SHORT EXERCISE -> Each line that includes "Buddingtonite" counts once; give the total and nothing besides.

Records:
※ ※ ※

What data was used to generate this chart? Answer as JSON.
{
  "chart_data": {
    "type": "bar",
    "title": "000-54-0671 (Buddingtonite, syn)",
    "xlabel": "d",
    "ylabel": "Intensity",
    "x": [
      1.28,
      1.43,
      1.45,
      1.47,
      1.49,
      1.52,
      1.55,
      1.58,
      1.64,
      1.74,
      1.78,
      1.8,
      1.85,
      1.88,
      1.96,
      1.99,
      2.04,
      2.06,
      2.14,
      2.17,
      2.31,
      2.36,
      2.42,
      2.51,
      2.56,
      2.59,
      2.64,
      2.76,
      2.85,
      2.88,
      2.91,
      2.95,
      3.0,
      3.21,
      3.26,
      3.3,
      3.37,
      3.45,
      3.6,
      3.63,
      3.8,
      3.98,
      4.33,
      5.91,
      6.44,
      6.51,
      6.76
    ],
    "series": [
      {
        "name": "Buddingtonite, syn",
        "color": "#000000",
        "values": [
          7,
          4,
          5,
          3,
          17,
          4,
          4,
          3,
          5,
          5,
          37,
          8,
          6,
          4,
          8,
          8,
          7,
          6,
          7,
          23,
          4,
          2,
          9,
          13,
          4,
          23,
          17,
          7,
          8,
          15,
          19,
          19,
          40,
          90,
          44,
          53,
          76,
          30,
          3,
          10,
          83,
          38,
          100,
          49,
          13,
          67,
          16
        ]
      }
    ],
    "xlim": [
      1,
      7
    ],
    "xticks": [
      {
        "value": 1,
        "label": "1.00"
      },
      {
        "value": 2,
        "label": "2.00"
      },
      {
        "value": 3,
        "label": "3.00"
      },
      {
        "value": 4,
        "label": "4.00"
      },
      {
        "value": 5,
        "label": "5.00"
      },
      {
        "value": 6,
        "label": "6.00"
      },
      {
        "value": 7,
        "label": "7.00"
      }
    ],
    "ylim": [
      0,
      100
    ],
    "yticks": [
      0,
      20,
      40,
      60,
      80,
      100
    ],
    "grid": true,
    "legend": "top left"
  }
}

※ ※ ※

EXERCISE RESPONSE -> 2